## Given problem:
Output all the entries word for word. Omit the pictures.

● ● ● ●

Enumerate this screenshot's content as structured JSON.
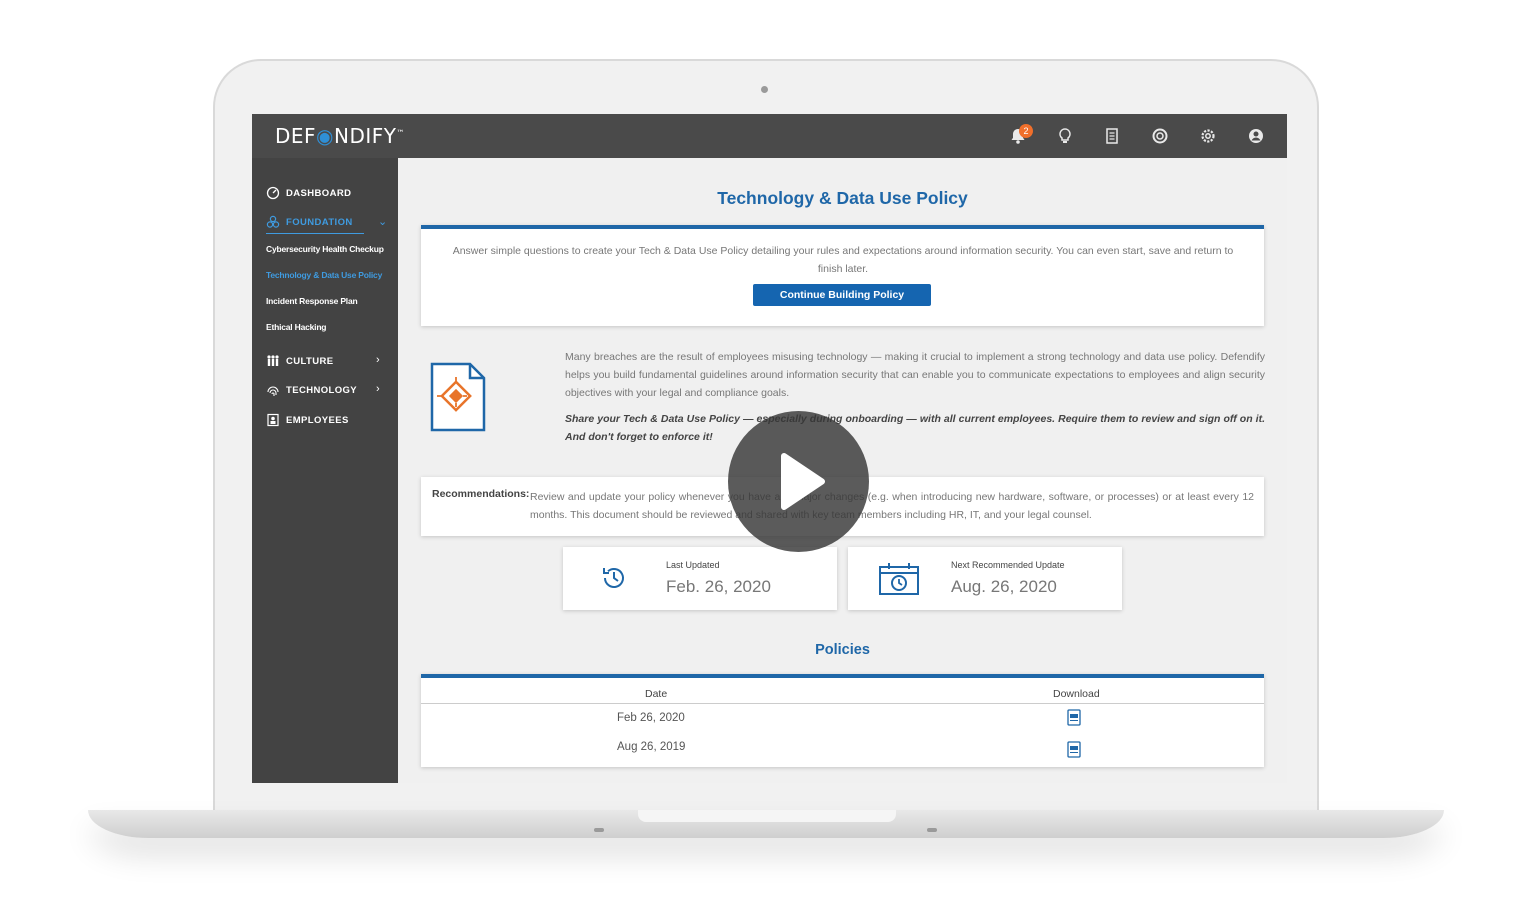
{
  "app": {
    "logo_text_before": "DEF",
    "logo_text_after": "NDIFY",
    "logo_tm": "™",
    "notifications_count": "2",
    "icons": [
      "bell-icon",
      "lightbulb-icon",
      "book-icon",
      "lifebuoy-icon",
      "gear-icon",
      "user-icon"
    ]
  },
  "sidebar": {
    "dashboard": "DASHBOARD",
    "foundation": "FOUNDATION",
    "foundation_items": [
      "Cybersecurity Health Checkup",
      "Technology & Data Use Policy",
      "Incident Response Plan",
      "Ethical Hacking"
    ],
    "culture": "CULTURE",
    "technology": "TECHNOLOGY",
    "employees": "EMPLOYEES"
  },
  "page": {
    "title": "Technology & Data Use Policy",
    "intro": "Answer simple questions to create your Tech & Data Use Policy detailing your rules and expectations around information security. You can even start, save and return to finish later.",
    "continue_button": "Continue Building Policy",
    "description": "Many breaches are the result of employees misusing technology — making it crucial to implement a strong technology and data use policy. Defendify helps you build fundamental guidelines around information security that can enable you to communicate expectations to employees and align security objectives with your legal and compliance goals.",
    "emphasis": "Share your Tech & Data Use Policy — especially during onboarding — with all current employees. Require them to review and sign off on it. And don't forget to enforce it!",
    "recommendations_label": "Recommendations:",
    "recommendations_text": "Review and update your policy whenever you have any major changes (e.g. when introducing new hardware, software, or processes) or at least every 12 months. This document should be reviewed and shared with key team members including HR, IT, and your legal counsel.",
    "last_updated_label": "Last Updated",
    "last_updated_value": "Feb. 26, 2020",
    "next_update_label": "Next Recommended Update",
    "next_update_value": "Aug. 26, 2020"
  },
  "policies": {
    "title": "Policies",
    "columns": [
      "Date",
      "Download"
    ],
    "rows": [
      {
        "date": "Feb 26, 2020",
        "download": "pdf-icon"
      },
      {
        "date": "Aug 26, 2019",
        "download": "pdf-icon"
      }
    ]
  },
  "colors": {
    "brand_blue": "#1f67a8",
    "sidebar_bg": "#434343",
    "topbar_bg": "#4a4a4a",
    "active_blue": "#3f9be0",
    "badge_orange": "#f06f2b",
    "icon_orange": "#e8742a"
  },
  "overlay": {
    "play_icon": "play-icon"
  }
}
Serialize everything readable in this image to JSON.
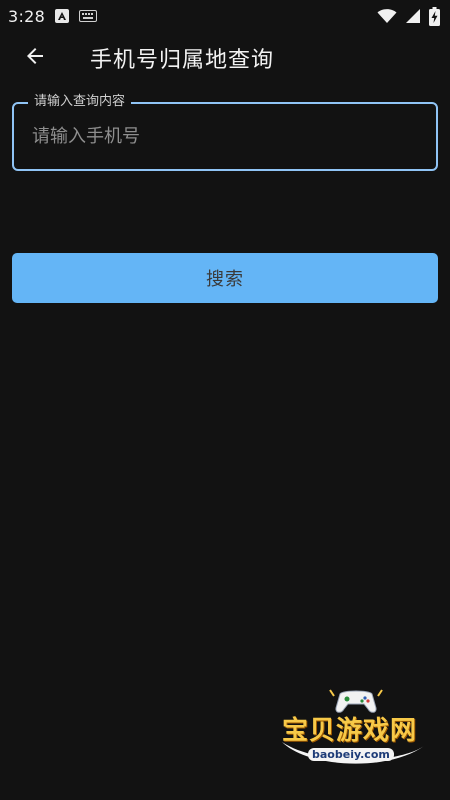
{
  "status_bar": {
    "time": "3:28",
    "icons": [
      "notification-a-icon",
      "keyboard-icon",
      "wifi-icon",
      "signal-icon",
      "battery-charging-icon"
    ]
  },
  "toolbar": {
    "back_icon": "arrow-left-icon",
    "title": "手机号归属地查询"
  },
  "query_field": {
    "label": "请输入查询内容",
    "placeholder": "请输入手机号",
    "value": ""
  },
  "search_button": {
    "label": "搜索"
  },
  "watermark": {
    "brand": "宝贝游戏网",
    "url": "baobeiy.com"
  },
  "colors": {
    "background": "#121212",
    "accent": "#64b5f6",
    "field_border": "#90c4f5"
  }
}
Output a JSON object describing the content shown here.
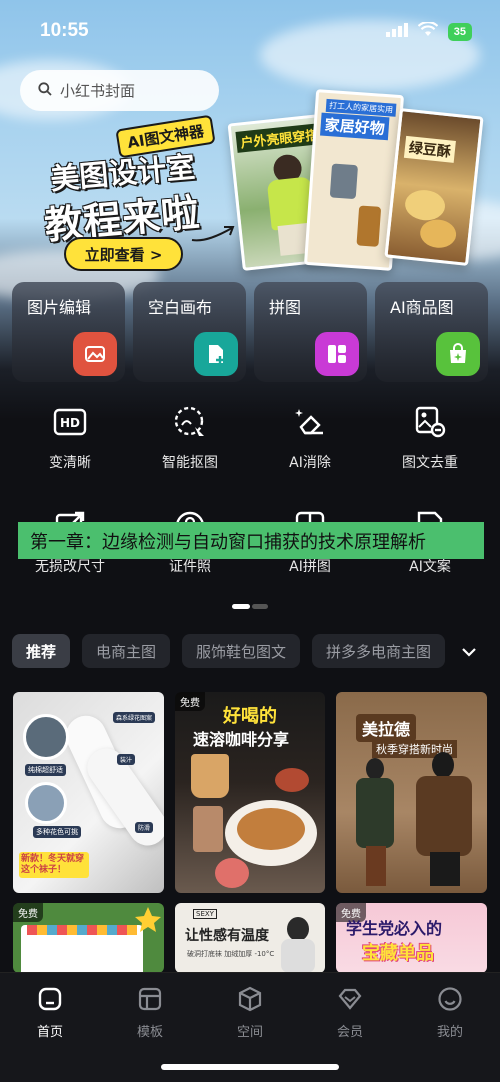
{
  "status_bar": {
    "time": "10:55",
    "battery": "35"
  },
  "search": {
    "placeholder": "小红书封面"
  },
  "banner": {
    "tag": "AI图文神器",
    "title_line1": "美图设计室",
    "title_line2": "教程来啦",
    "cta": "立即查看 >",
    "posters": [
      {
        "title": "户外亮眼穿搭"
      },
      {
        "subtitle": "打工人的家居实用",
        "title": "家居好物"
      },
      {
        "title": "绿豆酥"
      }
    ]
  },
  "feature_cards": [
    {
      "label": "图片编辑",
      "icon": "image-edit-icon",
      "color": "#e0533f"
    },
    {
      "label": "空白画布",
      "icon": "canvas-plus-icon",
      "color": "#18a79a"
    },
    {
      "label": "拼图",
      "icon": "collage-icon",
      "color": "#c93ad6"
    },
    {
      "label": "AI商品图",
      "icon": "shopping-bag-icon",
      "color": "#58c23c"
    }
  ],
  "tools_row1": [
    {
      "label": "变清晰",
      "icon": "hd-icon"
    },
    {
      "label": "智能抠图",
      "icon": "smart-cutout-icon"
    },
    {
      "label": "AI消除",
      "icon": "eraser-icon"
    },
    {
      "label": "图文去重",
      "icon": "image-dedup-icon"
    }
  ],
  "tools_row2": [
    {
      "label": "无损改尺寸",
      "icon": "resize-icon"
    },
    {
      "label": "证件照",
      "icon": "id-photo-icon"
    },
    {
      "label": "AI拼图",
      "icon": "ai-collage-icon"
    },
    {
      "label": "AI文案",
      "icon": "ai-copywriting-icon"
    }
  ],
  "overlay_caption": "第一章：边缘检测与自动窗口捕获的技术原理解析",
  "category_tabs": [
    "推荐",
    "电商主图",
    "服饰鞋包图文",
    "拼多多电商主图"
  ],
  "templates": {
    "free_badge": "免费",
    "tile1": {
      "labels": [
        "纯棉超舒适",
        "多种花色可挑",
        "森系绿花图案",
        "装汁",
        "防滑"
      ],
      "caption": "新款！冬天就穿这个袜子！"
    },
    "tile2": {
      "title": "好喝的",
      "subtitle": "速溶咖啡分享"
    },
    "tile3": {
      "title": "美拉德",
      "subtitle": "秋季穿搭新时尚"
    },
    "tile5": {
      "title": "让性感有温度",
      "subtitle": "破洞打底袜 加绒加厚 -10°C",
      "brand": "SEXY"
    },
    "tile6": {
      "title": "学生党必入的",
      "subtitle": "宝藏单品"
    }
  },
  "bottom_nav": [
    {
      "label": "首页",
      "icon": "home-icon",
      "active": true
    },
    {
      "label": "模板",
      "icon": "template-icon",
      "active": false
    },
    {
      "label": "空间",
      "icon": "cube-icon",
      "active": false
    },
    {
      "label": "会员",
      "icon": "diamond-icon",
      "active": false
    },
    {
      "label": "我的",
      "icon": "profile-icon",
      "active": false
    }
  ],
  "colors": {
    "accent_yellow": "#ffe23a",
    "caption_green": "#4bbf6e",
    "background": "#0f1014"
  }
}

● ● ● ●

## Task output:
Enumerate this screenshot's content as structured JSON.
{
  "app": {
    "logo_text_before": "DEF",
    "logo_text_after": "NDIFY",
    "logo_tm": "™",
    "notifications_count": "2",
    "icons": [
      "bell-icon",
      "lightbulb-icon",
      "book-icon",
      "lifebuoy-icon",
      "gear-icon",
      "user-icon"
    ]
  },
  "sidebar": {
    "dashboard": "DASHBOARD",
    "foundation": "FOUNDATION",
    "foundation_items": [
      "Cybersecurity Health Checkup",
      "Technology & Data Use Policy",
      "Incident Response Plan",
      "Ethical Hacking"
    ],
    "culture": "CULTURE",
    "technology": "TECHNOLOGY",
    "employees": "EMPLOYEES"
  },
  "page": {
    "title": "Technology & Data Use Policy",
    "intro": "Answer simple questions to create your Tech & Data Use Policy detailing your rules and expectations around information security. You can even start, save and return to finish later.",
    "continue_button": "Continue Building Policy",
    "description": "Many breaches are the result of employees misusing technology — making it crucial to implement a strong technology and data use policy. Defendify helps you build fundamental guidelines around information security that can enable you to communicate expectations to employees and align security objectives with your legal and compliance goals.",
    "emphasis": "Share your Tech & Data Use Policy — especially during onboarding — with all current employees. Require them to review and sign off on it. And don't forget to enforce it!",
    "recommendations_label": "Recommendations:",
    "recommendations_text": "Review and update your policy whenever you have any major changes (e.g. when introducing new hardware, software, or processes) or at least every 12 months. This document should be reviewed and shared with key team members including HR, IT, and your legal counsel.",
    "last_updated_label": "Last Updated",
    "last_updated_value": "Feb. 26, 2020",
    "next_update_label": "Next Recommended Update",
    "next_update_value": "Aug. 26, 2020"
  },
  "policies": {
    "title": "Policies",
    "columns": [
      "Date",
      "Download"
    ],
    "rows": [
      {
        "date": "Feb 26, 2020",
        "download": "pdf-icon"
      },
      {
        "date": "Aug 26, 2019",
        "download": "pdf-icon"
      }
    ]
  },
  "colors": {
    "brand_blue": "#1f67a8",
    "sidebar_bg": "#434343",
    "topbar_bg": "#4a4a4a",
    "active_blue": "#3f9be0",
    "badge_orange": "#f06f2b",
    "icon_orange": "#e8742a"
  },
  "overlay": {
    "play_icon": "play-icon"
  }
}
Serialize everything readable in this image to JSON.
{
  "status_bar": {
    "time": "3:28",
    "icons": [
      "notification-a-icon",
      "keyboard-icon",
      "wifi-icon",
      "signal-icon",
      "battery-charging-icon"
    ]
  },
  "toolbar": {
    "back_icon": "arrow-left-icon",
    "title": "手机号归属地查询"
  },
  "query_field": {
    "label": "请输入查询内容",
    "placeholder": "请输入手机号",
    "value": ""
  },
  "search_button": {
    "label": "搜索"
  },
  "watermark": {
    "brand": "宝贝游戏网",
    "url": "baobeiy.com"
  },
  "colors": {
    "background": "#121212",
    "accent": "#64b5f6",
    "field_border": "#90c4f5"
  }
}
Output a JSON object describing the content shown here.
{
  "status_bar": {
    "time": "10:55",
    "battery": "35"
  },
  "search": {
    "placeholder": "小红书封面"
  },
  "banner": {
    "tag": "AI图文神器",
    "title_line1": "美图设计室",
    "title_line2": "教程来啦",
    "cta": "立即查看 >",
    "posters": [
      {
        "title": "户外亮眼穿搭"
      },
      {
        "subtitle": "打工人的家居实用",
        "title": "家居好物"
      },
      {
        "title": "绿豆酥"
      }
    ]
  },
  "feature_cards": [
    {
      "label": "图片编辑",
      "icon": "image-edit-icon",
      "color": "#e0533f"
    },
    {
      "label": "空白画布",
      "icon": "canvas-plus-icon",
      "color": "#18a79a"
    },
    {
      "label": "拼图",
      "icon": "collage-icon",
      "color": "#c93ad6"
    },
    {
      "label": "AI商品图",
      "icon": "shopping-bag-icon",
      "color": "#58c23c"
    }
  ],
  "tools_row1": [
    {
      "label": "变清晰",
      "icon": "hd-icon"
    },
    {
      "label": "智能抠图",
      "icon": "smart-cutout-icon"
    },
    {
      "label": "AI消除",
      "icon": "eraser-icon"
    },
    {
      "label": "图文去重",
      "icon": "image-dedup-icon"
    }
  ],
  "tools_row2": [
    {
      "label": "无损改尺寸",
      "icon": "resize-icon"
    },
    {
      "label": "证件照",
      "icon": "id-photo-icon"
    },
    {
      "label": "AI拼图",
      "icon": "ai-collage-icon"
    },
    {
      "label": "AI文案",
      "icon": "ai-copywriting-icon"
    }
  ],
  "overlay_caption": "第一章：边缘检测与自动窗口捕获的技术原理解析",
  "category_tabs": [
    "推荐",
    "电商主图",
    "服饰鞋包图文",
    "拼多多电商主图"
  ],
  "templates": {
    "free_badge": "免费",
    "tile1": {
      "labels": [
        "纯棉超舒适",
        "多种花色可挑",
        "森系绿花图案",
        "装汁",
        "防滑"
      ],
      "caption": "新款！冬天就穿这个袜子！"
    },
    "tile2": {
      "title": "好喝的",
      "subtitle": "速溶咖啡分享"
    },
    "tile3": {
      "title": "美拉德",
      "subtitle": "秋季穿搭新时尚"
    },
    "tile5": {
      "title": "让性感有温度",
      "subtitle": "破洞打底袜 加绒加厚 -10°C",
      "brand": "SEXY"
    },
    "tile6": {
      "title": "学生党必入的",
      "subtitle": "宝藏单品"
    }
  },
  "bottom_nav": [
    {
      "label": "首页",
      "icon": "home-icon",
      "active": true
    },
    {
      "label": "模板",
      "icon": "template-icon",
      "active": false
    },
    {
      "label": "空间",
      "icon": "cube-icon",
      "active": false
    },
    {
      "label": "会员",
      "icon": "diamond-icon",
      "active": false
    },
    {
      "label": "我的",
      "icon": "profile-icon",
      "active": false
    }
  ],
  "colors": {
    "accent_yellow": "#ffe23a",
    "caption_green": "#4bbf6e",
    "background": "#0f1014"
  }
}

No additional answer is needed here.